Records from a dataset:
= = = =

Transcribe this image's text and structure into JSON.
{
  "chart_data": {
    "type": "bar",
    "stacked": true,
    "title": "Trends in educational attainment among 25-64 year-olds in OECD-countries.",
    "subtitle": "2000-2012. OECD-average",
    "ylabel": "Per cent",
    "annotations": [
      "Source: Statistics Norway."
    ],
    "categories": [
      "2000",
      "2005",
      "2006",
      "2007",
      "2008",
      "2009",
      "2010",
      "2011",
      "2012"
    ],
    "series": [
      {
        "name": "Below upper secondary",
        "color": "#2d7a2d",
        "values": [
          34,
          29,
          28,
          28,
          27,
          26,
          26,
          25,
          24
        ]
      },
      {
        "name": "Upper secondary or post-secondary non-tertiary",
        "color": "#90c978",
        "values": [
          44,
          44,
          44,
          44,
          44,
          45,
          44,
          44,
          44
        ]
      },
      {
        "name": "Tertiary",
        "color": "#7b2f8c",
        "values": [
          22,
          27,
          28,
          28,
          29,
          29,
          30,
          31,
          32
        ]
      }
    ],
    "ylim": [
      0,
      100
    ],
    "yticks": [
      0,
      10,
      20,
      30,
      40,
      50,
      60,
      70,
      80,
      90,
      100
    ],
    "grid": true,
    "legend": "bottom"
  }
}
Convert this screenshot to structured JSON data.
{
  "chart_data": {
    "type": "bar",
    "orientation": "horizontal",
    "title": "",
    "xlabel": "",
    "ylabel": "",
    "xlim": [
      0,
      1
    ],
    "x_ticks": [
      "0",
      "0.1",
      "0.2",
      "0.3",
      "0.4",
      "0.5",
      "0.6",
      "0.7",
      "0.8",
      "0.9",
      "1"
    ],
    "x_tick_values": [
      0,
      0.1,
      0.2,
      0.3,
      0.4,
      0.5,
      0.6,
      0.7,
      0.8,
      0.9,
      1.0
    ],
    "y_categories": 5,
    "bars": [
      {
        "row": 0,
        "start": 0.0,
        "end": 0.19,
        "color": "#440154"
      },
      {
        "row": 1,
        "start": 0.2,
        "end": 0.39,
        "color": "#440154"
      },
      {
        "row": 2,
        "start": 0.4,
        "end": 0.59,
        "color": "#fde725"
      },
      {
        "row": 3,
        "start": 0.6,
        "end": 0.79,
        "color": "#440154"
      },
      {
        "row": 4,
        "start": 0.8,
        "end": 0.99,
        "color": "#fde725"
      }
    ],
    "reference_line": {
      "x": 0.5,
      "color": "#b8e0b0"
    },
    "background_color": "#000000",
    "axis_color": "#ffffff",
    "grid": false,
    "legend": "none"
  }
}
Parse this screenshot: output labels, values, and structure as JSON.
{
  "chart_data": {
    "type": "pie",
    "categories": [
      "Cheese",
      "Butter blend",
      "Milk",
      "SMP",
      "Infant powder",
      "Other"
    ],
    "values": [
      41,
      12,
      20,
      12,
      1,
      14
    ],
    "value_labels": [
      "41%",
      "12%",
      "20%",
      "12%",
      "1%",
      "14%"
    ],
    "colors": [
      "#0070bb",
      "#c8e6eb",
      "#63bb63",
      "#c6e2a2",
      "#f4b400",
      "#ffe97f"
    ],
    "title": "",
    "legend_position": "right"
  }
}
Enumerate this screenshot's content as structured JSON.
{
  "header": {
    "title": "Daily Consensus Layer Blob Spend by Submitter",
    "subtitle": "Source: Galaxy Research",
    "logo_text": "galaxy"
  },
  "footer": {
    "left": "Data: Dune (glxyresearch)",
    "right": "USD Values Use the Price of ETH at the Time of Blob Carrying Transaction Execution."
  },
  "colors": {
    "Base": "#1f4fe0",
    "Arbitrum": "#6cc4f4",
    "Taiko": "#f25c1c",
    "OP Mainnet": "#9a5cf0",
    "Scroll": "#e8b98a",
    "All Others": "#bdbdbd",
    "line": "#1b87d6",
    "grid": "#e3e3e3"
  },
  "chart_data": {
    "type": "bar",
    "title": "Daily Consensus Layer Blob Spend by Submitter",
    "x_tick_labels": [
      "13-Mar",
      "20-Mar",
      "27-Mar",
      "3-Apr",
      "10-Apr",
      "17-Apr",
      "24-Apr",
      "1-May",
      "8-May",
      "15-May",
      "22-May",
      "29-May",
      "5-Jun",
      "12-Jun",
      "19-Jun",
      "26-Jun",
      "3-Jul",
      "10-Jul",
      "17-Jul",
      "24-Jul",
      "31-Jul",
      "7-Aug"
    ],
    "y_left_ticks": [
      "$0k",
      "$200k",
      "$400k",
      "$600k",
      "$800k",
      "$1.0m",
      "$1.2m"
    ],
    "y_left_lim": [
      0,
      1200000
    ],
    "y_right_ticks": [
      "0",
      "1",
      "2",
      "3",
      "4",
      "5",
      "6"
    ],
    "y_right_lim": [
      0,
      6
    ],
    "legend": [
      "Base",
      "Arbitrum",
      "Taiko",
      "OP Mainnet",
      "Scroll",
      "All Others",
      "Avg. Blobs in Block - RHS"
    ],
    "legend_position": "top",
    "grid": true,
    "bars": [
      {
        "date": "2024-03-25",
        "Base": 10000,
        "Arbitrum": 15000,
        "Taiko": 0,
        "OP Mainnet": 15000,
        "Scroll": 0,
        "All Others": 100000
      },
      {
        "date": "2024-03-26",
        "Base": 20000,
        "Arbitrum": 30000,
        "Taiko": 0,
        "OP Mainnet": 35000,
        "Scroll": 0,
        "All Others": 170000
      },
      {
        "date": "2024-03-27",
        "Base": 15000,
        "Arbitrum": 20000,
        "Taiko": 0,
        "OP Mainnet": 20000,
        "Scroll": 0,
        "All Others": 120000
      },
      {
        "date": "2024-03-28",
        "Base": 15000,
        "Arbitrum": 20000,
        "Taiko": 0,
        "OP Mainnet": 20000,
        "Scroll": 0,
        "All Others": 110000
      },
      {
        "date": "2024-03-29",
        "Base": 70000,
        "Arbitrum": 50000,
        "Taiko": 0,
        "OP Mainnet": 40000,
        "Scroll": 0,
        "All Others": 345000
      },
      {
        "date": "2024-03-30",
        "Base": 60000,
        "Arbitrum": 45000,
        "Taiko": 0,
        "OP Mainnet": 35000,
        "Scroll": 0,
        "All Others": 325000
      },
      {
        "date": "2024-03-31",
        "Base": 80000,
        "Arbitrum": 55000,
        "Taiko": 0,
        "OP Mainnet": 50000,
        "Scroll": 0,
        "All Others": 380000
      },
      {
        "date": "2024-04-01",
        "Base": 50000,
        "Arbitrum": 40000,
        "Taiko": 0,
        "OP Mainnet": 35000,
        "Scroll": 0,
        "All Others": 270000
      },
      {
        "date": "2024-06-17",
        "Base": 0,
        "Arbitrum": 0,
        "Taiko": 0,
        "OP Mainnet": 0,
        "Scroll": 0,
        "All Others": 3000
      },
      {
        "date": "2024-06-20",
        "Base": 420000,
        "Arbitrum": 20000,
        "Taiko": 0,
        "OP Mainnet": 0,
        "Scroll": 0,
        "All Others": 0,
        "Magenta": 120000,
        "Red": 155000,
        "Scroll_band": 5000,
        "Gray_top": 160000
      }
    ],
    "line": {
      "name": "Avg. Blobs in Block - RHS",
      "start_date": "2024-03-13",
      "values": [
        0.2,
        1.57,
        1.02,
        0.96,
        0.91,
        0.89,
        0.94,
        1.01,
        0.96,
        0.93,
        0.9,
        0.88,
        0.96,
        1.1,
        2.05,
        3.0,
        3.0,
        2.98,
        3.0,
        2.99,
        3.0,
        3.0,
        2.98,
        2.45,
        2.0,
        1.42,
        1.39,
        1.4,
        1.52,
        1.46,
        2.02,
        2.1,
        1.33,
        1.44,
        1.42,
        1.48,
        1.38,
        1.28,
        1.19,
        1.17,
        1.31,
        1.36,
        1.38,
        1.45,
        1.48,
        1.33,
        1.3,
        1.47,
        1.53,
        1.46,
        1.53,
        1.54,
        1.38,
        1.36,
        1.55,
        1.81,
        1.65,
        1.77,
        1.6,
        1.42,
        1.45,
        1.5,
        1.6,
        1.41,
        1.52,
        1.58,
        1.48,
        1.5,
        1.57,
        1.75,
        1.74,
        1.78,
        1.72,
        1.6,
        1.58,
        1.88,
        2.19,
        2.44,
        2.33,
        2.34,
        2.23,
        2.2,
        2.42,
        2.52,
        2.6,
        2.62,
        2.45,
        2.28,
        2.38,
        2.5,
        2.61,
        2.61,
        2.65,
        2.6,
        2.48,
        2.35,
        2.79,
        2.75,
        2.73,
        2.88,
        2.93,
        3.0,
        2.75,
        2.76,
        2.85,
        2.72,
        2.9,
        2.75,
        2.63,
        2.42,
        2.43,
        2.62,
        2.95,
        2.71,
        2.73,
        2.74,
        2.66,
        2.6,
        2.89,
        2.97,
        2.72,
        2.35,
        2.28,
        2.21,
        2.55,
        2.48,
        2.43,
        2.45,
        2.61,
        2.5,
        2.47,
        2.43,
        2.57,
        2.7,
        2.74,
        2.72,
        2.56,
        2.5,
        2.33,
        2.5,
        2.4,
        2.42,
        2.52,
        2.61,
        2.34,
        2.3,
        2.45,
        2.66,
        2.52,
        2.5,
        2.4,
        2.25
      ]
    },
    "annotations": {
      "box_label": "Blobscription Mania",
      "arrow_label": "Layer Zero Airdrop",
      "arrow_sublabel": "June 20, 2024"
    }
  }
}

= = = =

*Directive*.
Find how many of the lines above have the word "Others" in them. State only that number.

*Exercise solution*.
12